─── AVAILABLE DATA ───
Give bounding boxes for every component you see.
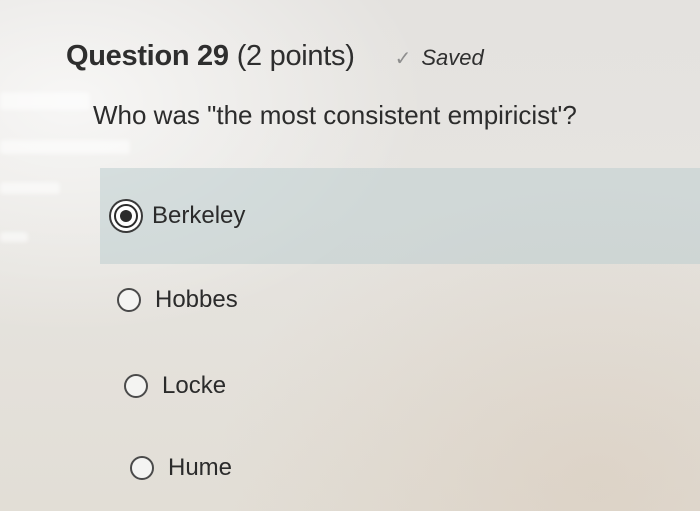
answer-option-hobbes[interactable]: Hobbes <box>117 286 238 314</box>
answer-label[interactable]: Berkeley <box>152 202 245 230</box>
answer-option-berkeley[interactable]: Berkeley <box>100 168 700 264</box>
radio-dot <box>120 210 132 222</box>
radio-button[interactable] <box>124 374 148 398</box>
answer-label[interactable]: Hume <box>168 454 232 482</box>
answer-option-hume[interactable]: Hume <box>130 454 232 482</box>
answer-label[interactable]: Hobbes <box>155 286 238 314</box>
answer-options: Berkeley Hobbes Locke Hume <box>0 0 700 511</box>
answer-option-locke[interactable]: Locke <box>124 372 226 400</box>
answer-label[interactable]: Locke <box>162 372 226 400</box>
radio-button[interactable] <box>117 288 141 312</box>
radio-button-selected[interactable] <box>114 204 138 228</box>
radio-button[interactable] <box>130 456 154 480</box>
───
** STATED PROBLEM **
Copy the material verbatim from the line with "answer-option-hobbes[interactable]: Hobbes <box>117" up to and including the line with "answer-options: Berkeley Hobbes".

** RESULT **
answer-option-hobbes[interactable]: Hobbes <box>117 286 238 314</box>
answer-label[interactable]: Berkeley <box>152 202 245 230</box>
answer-option-berkeley[interactable]: Berkeley <box>100 168 700 264</box>
radio-dot <box>120 210 132 222</box>
radio-button[interactable] <box>124 374 148 398</box>
answer-label[interactable]: Hume <box>168 454 232 482</box>
answer-option-hume[interactable]: Hume <box>130 454 232 482</box>
answer-label[interactable]: Hobbes <box>155 286 238 314</box>
answer-options: Berkeley Hobbes Locke Hume <box>0 0 700 511</box>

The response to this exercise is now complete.